- [Exercise aim]: Pick out the lines containing "μετά".

(Collected data)
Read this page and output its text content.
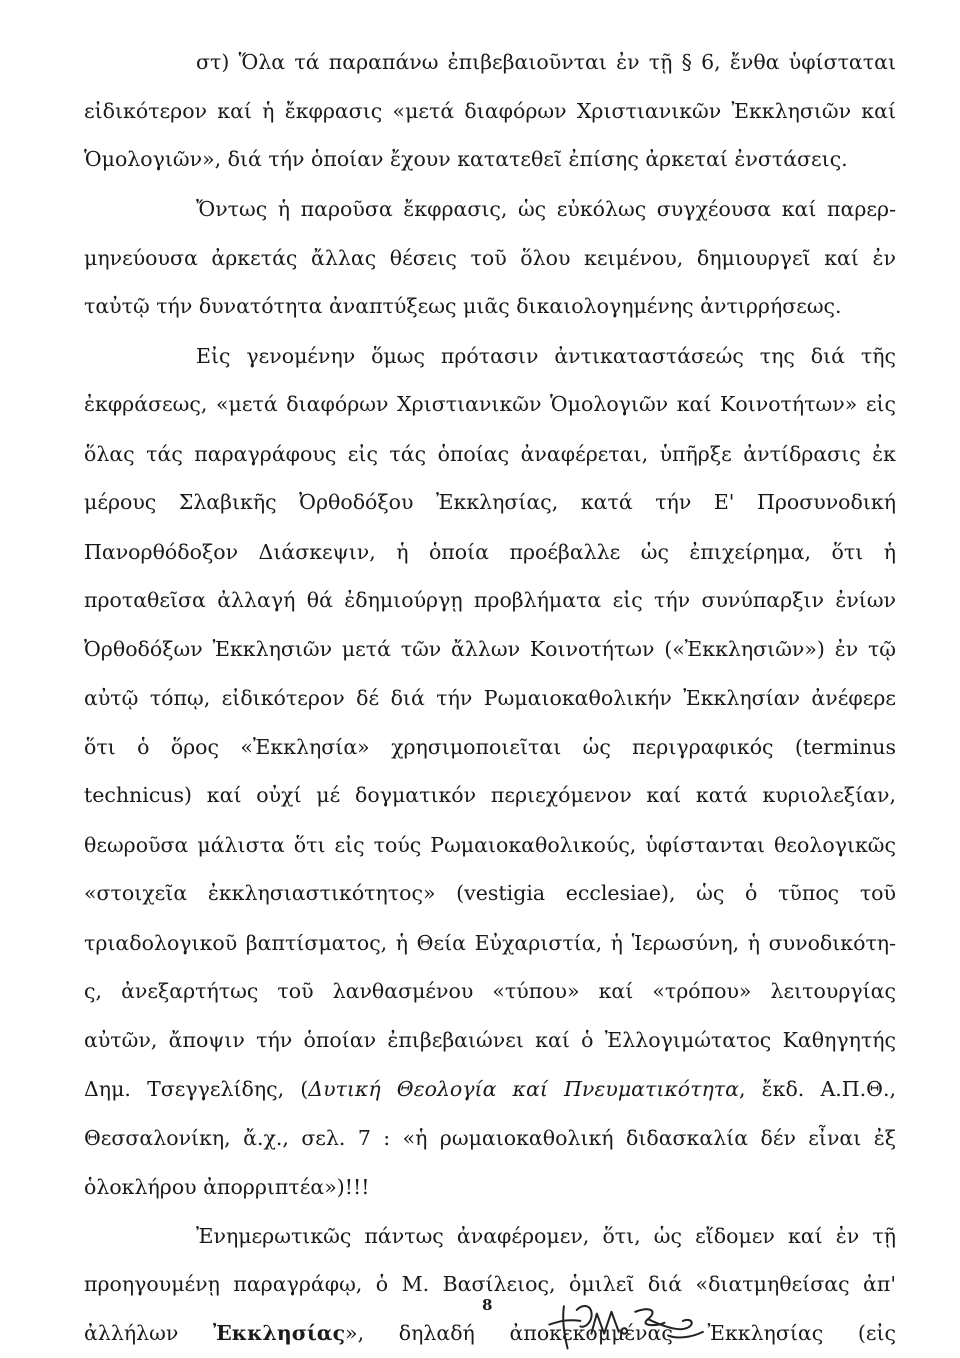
στ) Ὅλα τά παραπάνω ἐπιβεβαιοῦνται ἐν τῇ § 6, ἔνθα ὑφίσταται
εἰδικότερον καί ἡ ἔκφρασις «μετά διαφόρων Χριστιανικῶν Ἐκκλησιῶν καί
Ὁμολογιῶν», διά τήν ὁποίαν ἔχουν κατατεθεῖ ἐπίσης ἀρκεταί ἐνστάσεις.
Ὄντως ἡ παροῦσα ἔκφρασις, ὡς εὐκόλως συγχέουσα καί παρερ-
μηνεύουσα ἀρκετάς ἄλλας θέσεις τοῦ ὅλου κειμένου, δημιουργεῖ καί ἐν
ταὐτῷ τήν δυνατότητα ἀναπτύξεως μιᾶς δικαιολογημένης ἀντιρρήσεως.
Εἰς γενομένην ὅμως πρότασιν ἀντικαταστάσεώς της διά τῆς
ἐκφράσεως, «μετά διαφόρων Χριστιανικῶν Ὁμολογιῶν καί Κοινοτήτων» εἰς
ὅλας τάς παραγράφους εἰς τάς ὁποίας ἀναφέρεται, ὑπῆρξε ἀντίδρασις ἐκ
μέρους Σλαβικῆς Ὀρθοδόξου Ἐκκλησίας, κατά τήν Ε' Προσυνοδική
Πανορθόδοξον Διάσκεψιν, ἡ ὁποία προέβαλλε ὡς ἐπιχείρημα, ὅτι ἡ
προταθεῖσα ἀλλαγή θά ἐδημιούργῃ προβλήματα εἰς τήν συνύπαρξιν ἐνίων
Ὀρθοδόξων Ἐκκλησιῶν μετά τῶν ἄλλων Κοινοτήτων («Ἐκκλησιῶν») ἐν τῷ
αὐτῷ τόπῳ, εἰδικότερον δέ διά τήν Ρωμαιοκαθολικήν Ἐκκλησίαν ἀνέφερε
ὅτι ὁ ὅρος «Ἐκκλησία» χρησιμοποιεῖται ὡς περιγραφικός (terminus
technicus) καί οὐχί μέ δογματικόν περιεχόμενον καί κατά κυριολεξίαν,
θεωροῦσα μάλιστα ὅτι εἰς τούς Ρωμαιοκαθολικούς, ὑφίστανται θεολογικῶς
«στοιχεῖα ἐκκλησιαστικότητος» (vestigia ecclesiae), ὡς ὁ τῦπος τοῦ
τριαδολογικοῦ βαπτίσματος, ἡ Θεία Εὐχαριστία, ἡ Ἱερωσύνη, ἡ συνοδικότη-
ς, ἀνεξαρτήτως τοῦ λανθασμένου «τύπου» καί «τρόπου» λειτουργίας
αὐτῶν, ἄποψιν τήν ὁποίαν ἐπιβεβαιώνει καί ὁ Ἐλλογιμώτατος Καθηγητής
Δημ. Τσεγγελίδης, (Δυτική Θεολογία καί Πνευματικότητα, ἔκδ. Α.Π.Θ.,
Θεσσαλονίκη, ἄ.χ., σελ. 7 : «ἡ ρωμαιοκαθολική διδασκαλία δέν εἶναι ἐξ
ὁλοκλήρου ἀπορριπτέα»)!!!
Ἐνημερωτικῶς πάντως ἀναφέρομεν, ὅτι, ὡς εἴδομεν καί ἐν τῇ
προηγουμένῃ παραγράφῳ, ὁ Μ. Βασίλειος, ὁμιλεῖ διά «διατμηθείσας ἀπ'
ἀλλήλων Ἐκκλησίας», δηλαδή ἀποκεκομμένας Ἐκκλησίας (εἰς
8
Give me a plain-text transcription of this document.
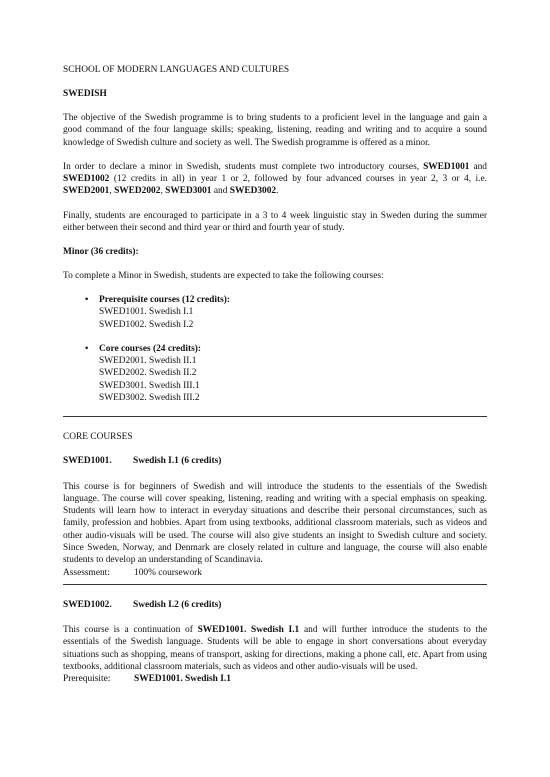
SCHOOL OF MODERN LANGUAGES AND CULTURES

SWEDISH

The objective of the Swedish programme is to bring students to a proficient level in the language and gain a good command of the four language skills; speaking, listening, reading and writing and to acquire a sound knowledge of Swedish culture and society as well. The Swedish programme is offered as a minor.

In order to declare a minor in Swedish, students must complete two introductory courses, SWED1001 and SWED1002 (12 credits in all) in year 1 or 2, followed by four advanced courses in year 2, 3 or 4, i.e. SWED2001, SWED2002, SWED3001 and SWED3002.

Finally, students are encouraged to participate in a 3 to 4 week linguistic stay in Sweden during the summer either between their second and third year or third and fourth year of study.

Minor (36 credits):

To complete a Minor in Swedish, students are expected to take the following courses:

• Prerequisite courses (12 credits):
SWED1001. Swedish I.1
SWED1002. Swedish I.2
• Core courses (24 credits):
SWED2001. Swedish II.1
SWED2002. Swedish II.2
SWED3001. Swedish III.1
SWED3002. Swedish III.2

CORE COURSES

SWED1001. Swedish I.1 (6 credits)
This course is for beginners of Swedish and will introduce the students to the essentials of the Swedish language. The course will cover speaking, listening, reading and writing with a special emphasis on speaking. Students will learn how to interact in everyday situations and describe their personal circumstances, such as family, profession and hobbies. Apart from using textbooks, additional classroom materials, such as videos and other audio-visuals will be used. The course will also give students an insight to Swedish culture and society. Since Sweden, Norway, and Denmark are closely related in culture and language, the course will also enable students to develop an understanding of Scandinavia.
Assessment:	100% coursework
SWED1002. Swedish I.2 (6 credits)
This course is a continuation of SWED1001. Swedish I.1 and will further introduce the students to the essentials of the Swedish language. Students will be able to engage in short conversations about everyday situations such as shopping, means of transport, asking for directions, making a phone call, etc. Apart from using textbooks, additional classroom materials, such as videos and other audio-visuals will be used.
Prerequisite:	SWED1001. Swedish I.1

- [Answer]:
εἰδικότερον καί ἡ ἔκφρασις «μετά διαφόρων Χριστιανικῶν Ἐκκλησιῶν καί
ἐκφράσεως, «μετά διαφόρων Χριστιανικῶν Ὁμολογιῶν καί Κοινοτήτων» εἰς
Ὀρθοδόξων Ἐκκλησιῶν μετά τῶν ἄλλων Κοινοτήτων («Ἐκκλησιῶν») ἐν τῷ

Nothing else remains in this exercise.